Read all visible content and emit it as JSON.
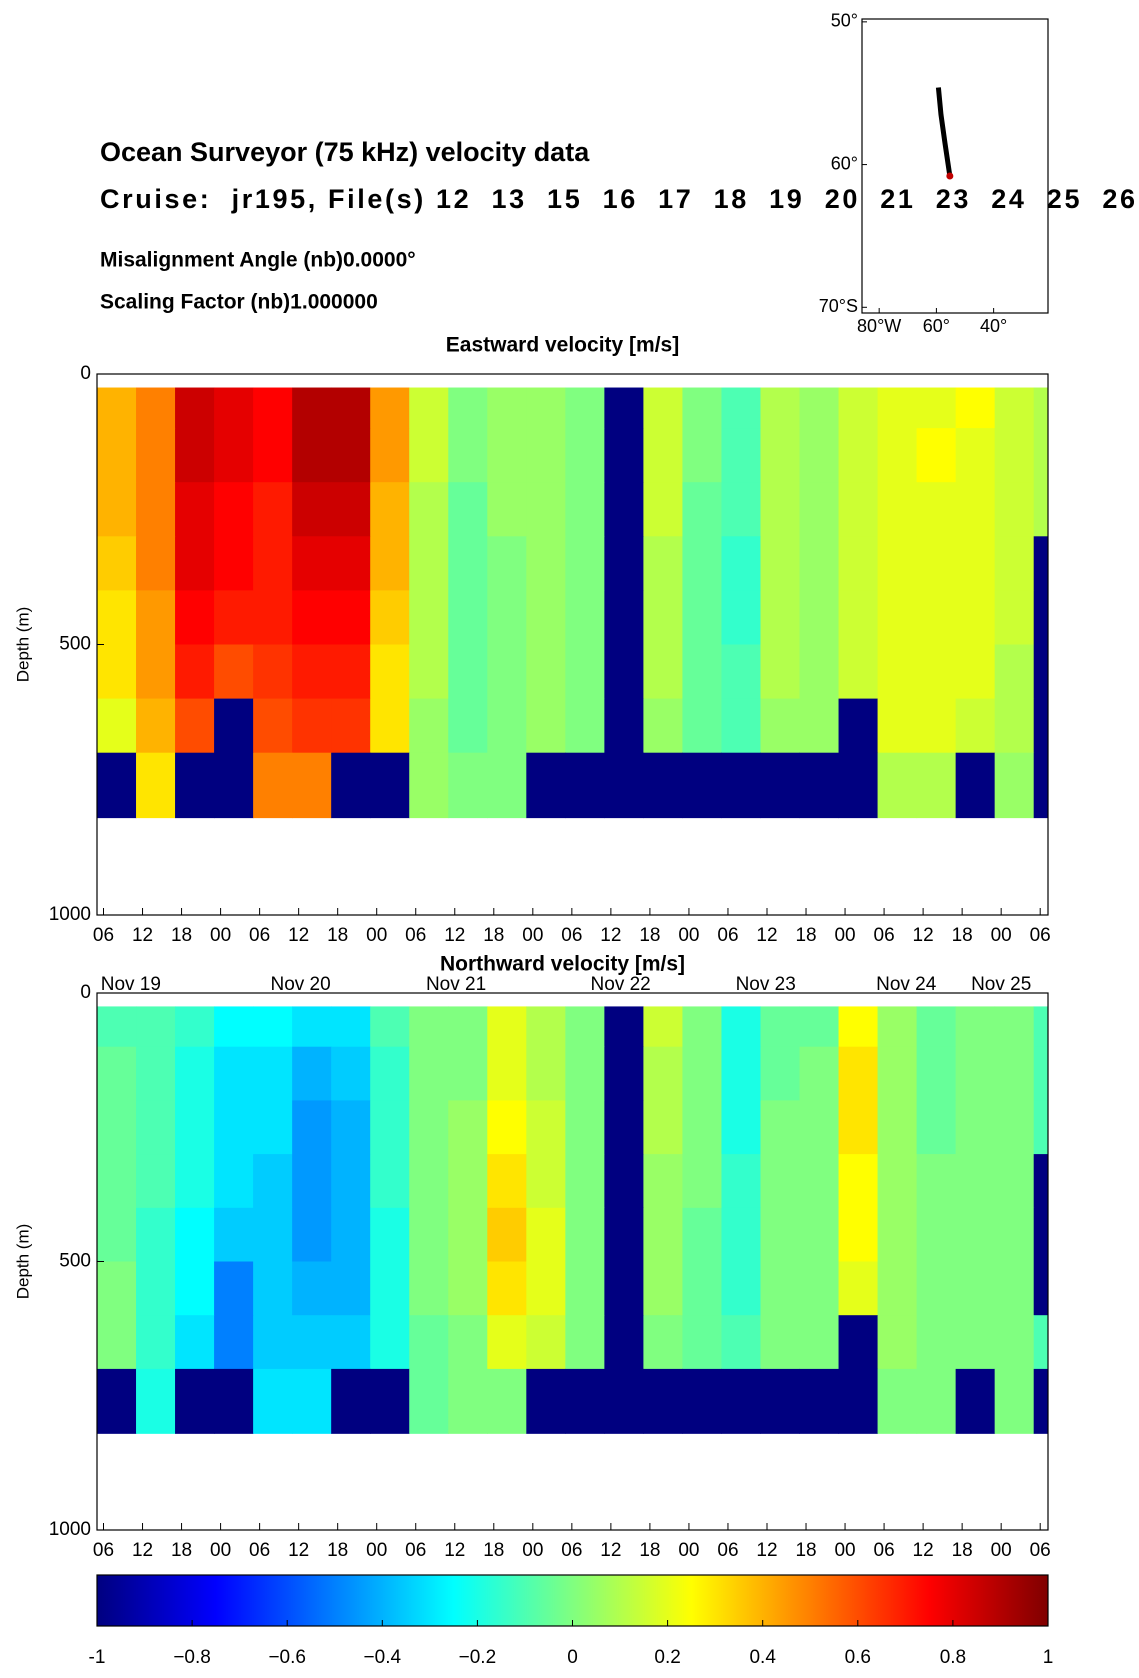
{
  "header": {
    "title": "Ocean Surveyor (75 kHz) velocity data",
    "cruise": "Cruise:  jr195, File(s) 12  13  15  16  17  18  19  20  21  23  24  25  26",
    "misalignment": "Misalignment Angle (nb)0.0000°",
    "scaling": "Scaling Factor (nb)1.000000"
  },
  "chart_data": [
    {
      "type": "line",
      "x": [
        -59.3,
        -58.4,
        -57.0,
        -55.3
      ],
      "y": [
        -54.6,
        -56.5,
        -58.5,
        -60.8
      ],
      "color": "#000000",
      "end_marker_color": "#c00000",
      "xlim": [
        -86,
        -21
      ],
      "ylim": [
        -70.4,
        -49.8
      ],
      "xticks": [
        {
          "value": -80,
          "label": "80°W"
        },
        {
          "value": -60,
          "label": "60°"
        },
        {
          "value": -40,
          "label": "40°"
        }
      ],
      "yticks": [
        {
          "value": -50,
          "label": "50°"
        },
        {
          "value": -60,
          "label": "60°"
        },
        {
          "value": -70,
          "label": "70°S"
        }
      ]
    },
    {
      "type": "heatmap",
      "title": "Eastward velocity [m/s]",
      "ylabel": "Depth (m)",
      "xlim": [
        5,
        151.2
      ],
      "ylim": [
        1000,
        0
      ],
      "yticks": [
        0,
        500,
        1000
      ],
      "xticks": [
        {
          "value": 6,
          "label": "06"
        },
        {
          "value": 12,
          "label": "12"
        },
        {
          "value": 18,
          "label": "18"
        },
        {
          "value": 24,
          "label": "00"
        },
        {
          "value": 30,
          "label": "06"
        },
        {
          "value": 36,
          "label": "12"
        },
        {
          "value": 42,
          "label": "18"
        },
        {
          "value": 48,
          "label": "00"
        },
        {
          "value": 54,
          "label": "06"
        },
        {
          "value": 60,
          "label": "12"
        },
        {
          "value": 66,
          "label": "18"
        },
        {
          "value": 72,
          "label": "00"
        },
        {
          "value": 78,
          "label": "06"
        },
        {
          "value": 84,
          "label": "12"
        },
        {
          "value": 90,
          "label": "18"
        },
        {
          "value": 96,
          "label": "00"
        },
        {
          "value": 102,
          "label": "06"
        },
        {
          "value": 108,
          "label": "12"
        },
        {
          "value": 114,
          "label": "18"
        },
        {
          "value": 120,
          "label": "00"
        },
        {
          "value": 126,
          "label": "06"
        },
        {
          "value": 132,
          "label": "12"
        },
        {
          "value": 138,
          "label": "18"
        },
        {
          "value": 144,
          "label": "00"
        },
        {
          "value": 150,
          "label": "06"
        }
      ],
      "date_labels": [
        {
          "value": 10.2,
          "label": "Nov 19"
        },
        {
          "value": 36.3,
          "label": "Nov 20"
        },
        {
          "value": 60.2,
          "label": "Nov 21"
        },
        {
          "value": 85.5,
          "label": "Nov 22"
        },
        {
          "value": 107.8,
          "label": "Nov 23"
        },
        {
          "value": 129.4,
          "label": "Nov 24"
        },
        {
          "value": 144,
          "label": "Nov 25"
        }
      ],
      "x_edges": [
        5,
        11,
        17,
        23,
        29,
        35,
        41,
        47,
        53,
        59,
        65,
        71,
        77,
        83,
        89,
        95,
        101,
        107,
        113,
        119,
        125,
        131,
        137,
        143,
        149,
        151.2
      ],
      "y_edges": [
        25,
        100,
        200,
        300,
        400,
        500,
        600,
        700,
        820
      ],
      "values": [
        [
          0.4,
          0.5,
          0.85,
          0.8,
          0.75,
          0.9,
          0.9,
          0.45,
          0.15,
          0,
          0.05,
          0.05,
          0,
          -1,
          0.15,
          0,
          -0.1,
          0.1,
          0.05,
          0.15,
          0.2,
          0.2,
          0.25,
          0.15,
          0.1
        ],
        [
          0.4,
          0.5,
          0.85,
          0.8,
          0.75,
          0.9,
          0.9,
          0.45,
          0.15,
          0,
          0.05,
          0.05,
          0,
          -1,
          0.15,
          0,
          -0.1,
          0.1,
          0.05,
          0.15,
          0.2,
          0.25,
          0.2,
          0.15,
          0.1
        ],
        [
          0.4,
          0.5,
          0.8,
          0.75,
          0.7,
          0.85,
          0.85,
          0.4,
          0.1,
          -0.05,
          0.05,
          0.05,
          0,
          -1,
          0.15,
          -0.05,
          -0.1,
          0.1,
          0.05,
          0.15,
          0.2,
          0.2,
          0.2,
          0.15,
          0.1
        ],
        [
          0.35,
          0.5,
          0.8,
          0.75,
          0.7,
          0.8,
          0.8,
          0.4,
          0.1,
          -0.05,
          0,
          0.05,
          0,
          -1,
          0.1,
          -0.05,
          -0.15,
          0.1,
          0.05,
          0.15,
          0.2,
          0.2,
          0.2,
          0.15,
          -1
        ],
        [
          0.3,
          0.45,
          0.75,
          0.7,
          0.7,
          0.75,
          0.75,
          0.35,
          0.1,
          -0.05,
          0,
          0.05,
          0,
          -1,
          0.1,
          -0.05,
          -0.15,
          0.1,
          0.05,
          0.15,
          0.2,
          0.2,
          0.2,
          0.15,
          -1
        ],
        [
          0.3,
          0.45,
          0.7,
          0.6,
          0.65,
          0.7,
          0.7,
          0.3,
          0.1,
          -0.05,
          0,
          0.05,
          0,
          -1,
          0.1,
          -0.05,
          -0.1,
          0.1,
          0.05,
          0.15,
          0.2,
          0.2,
          0.2,
          0.1,
          -1
        ],
        [
          0.2,
          0.4,
          0.6,
          -1,
          0.6,
          0.65,
          0.65,
          0.3,
          0.05,
          -0.05,
          0,
          0.05,
          0,
          -1,
          0.05,
          -0.05,
          -0.1,
          0.05,
          0.05,
          -1,
          0.2,
          0.2,
          0.15,
          0.1,
          -1
        ],
        [
          -1,
          0.3,
          -1,
          -1,
          0.5,
          0.5,
          -1,
          -1,
          0.05,
          0,
          0,
          -1,
          -1,
          -1,
          -1,
          -1,
          -1,
          -1,
          -1,
          -1,
          0.1,
          0.1,
          -1,
          0.05,
          -1
        ]
      ]
    },
    {
      "type": "heatmap",
      "title": "Northward velocity [m/s]",
      "ylabel": "Depth (m)",
      "xlim": [
        5,
        151.2
      ],
      "ylim": [
        1000,
        0
      ],
      "yticks": [
        0,
        500,
        1000
      ],
      "xticks": [
        {
          "value": 6,
          "label": "06"
        },
        {
          "value": 12,
          "label": "12"
        },
        {
          "value": 18,
          "label": "18"
        },
        {
          "value": 24,
          "label": "00"
        },
        {
          "value": 30,
          "label": "06"
        },
        {
          "value": 36,
          "label": "12"
        },
        {
          "value": 42,
          "label": "18"
        },
        {
          "value": 48,
          "label": "00"
        },
        {
          "value": 54,
          "label": "06"
        },
        {
          "value": 60,
          "label": "12"
        },
        {
          "value": 66,
          "label": "18"
        },
        {
          "value": 72,
          "label": "00"
        },
        {
          "value": 78,
          "label": "06"
        },
        {
          "value": 84,
          "label": "12"
        },
        {
          "value": 90,
          "label": "18"
        },
        {
          "value": 96,
          "label": "00"
        },
        {
          "value": 102,
          "label": "06"
        },
        {
          "value": 108,
          "label": "12"
        },
        {
          "value": 114,
          "label": "18"
        },
        {
          "value": 120,
          "label": "00"
        },
        {
          "value": 126,
          "label": "06"
        },
        {
          "value": 132,
          "label": "12"
        },
        {
          "value": 138,
          "label": "18"
        },
        {
          "value": 144,
          "label": "00"
        },
        {
          "value": 150,
          "label": "06"
        }
      ],
      "x_edges": [
        5,
        11,
        17,
        23,
        29,
        35,
        41,
        47,
        53,
        59,
        65,
        71,
        77,
        83,
        89,
        95,
        101,
        107,
        113,
        119,
        125,
        131,
        137,
        143,
        149,
        151.2
      ],
      "y_edges": [
        25,
        100,
        200,
        300,
        400,
        500,
        600,
        700,
        820
      ],
      "values": [
        [
          -0.1,
          -0.1,
          -0.15,
          -0.25,
          -0.25,
          -0.3,
          -0.3,
          -0.1,
          0,
          0,
          0.2,
          0.1,
          0,
          -1,
          0.15,
          0,
          -0.2,
          -0.05,
          -0.05,
          0.25,
          0.05,
          -0.05,
          0,
          0,
          -0.1
        ],
        [
          -0.05,
          -0.1,
          -0.2,
          -0.3,
          -0.3,
          -0.4,
          -0.35,
          -0.15,
          0,
          0,
          0.2,
          0.1,
          0,
          -1,
          0.1,
          0,
          -0.2,
          -0.05,
          0,
          0.3,
          0.05,
          -0.05,
          0,
          0,
          -0.1
        ],
        [
          -0.05,
          -0.1,
          -0.2,
          -0.3,
          -0.3,
          -0.45,
          -0.4,
          -0.15,
          0,
          0.05,
          0.25,
          0.15,
          0,
          -1,
          0.1,
          0,
          -0.2,
          0,
          0,
          0.3,
          0.05,
          -0.05,
          0,
          0,
          -0.1
        ],
        [
          -0.05,
          -0.1,
          -0.2,
          -0.3,
          -0.35,
          -0.45,
          -0.4,
          -0.15,
          0,
          0.05,
          0.3,
          0.15,
          0,
          -1,
          0.05,
          0,
          -0.15,
          0,
          0,
          0.25,
          0.05,
          0,
          0,
          0,
          -1
        ],
        [
          -0.05,
          -0.15,
          -0.25,
          -0.35,
          -0.35,
          -0.45,
          -0.4,
          -0.2,
          0,
          0.05,
          0.35,
          0.2,
          0,
          -1,
          0.05,
          -0.05,
          -0.15,
          0,
          0,
          0.25,
          0.05,
          0,
          0,
          0,
          -1
        ],
        [
          0,
          -0.15,
          -0.25,
          -0.5,
          -0.35,
          -0.4,
          -0.4,
          -0.2,
          0,
          0.05,
          0.3,
          0.2,
          0,
          -1,
          0.05,
          -0.05,
          -0.15,
          0,
          0,
          0.2,
          0.05,
          0,
          0,
          0,
          -1
        ],
        [
          0,
          -0.15,
          -0.3,
          -0.5,
          -0.35,
          -0.35,
          -0.35,
          -0.2,
          -0.05,
          0,
          0.2,
          0.15,
          0,
          -1,
          0,
          -0.05,
          -0.1,
          0,
          0,
          -1,
          0.05,
          0,
          0,
          0,
          -0.1
        ],
        [
          -1,
          -0.2,
          -1,
          -1,
          -0.3,
          -0.3,
          -1,
          -1,
          -0.05,
          0,
          0,
          -1,
          -1,
          -1,
          -1,
          -1,
          -1,
          -1,
          -1,
          -1,
          0,
          0,
          -1,
          0,
          -1
        ]
      ]
    },
    {
      "type": "colorbar",
      "colormap": "jet",
      "xlim": [
        -1,
        1
      ],
      "xticks": [
        -1,
        {
          "value": -0.8,
          "label": "−0.8"
        },
        {
          "value": -0.6,
          "label": "−0.6"
        },
        {
          "value": -0.4,
          "label": "−0.4"
        },
        {
          "value": -0.2,
          "label": "−0.2"
        },
        0,
        0.2,
        0.4,
        0.6,
        0.8,
        1
      ]
    }
  ]
}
━━━
:: REQUIRED WORK ::
Pull out each line containing the word "type" and copy it.

:: ANSWER TO THIS TASK ::
      "type": "line",
      "type": "heatmap",
      "type": "heatmap",
      "type": "colorbar",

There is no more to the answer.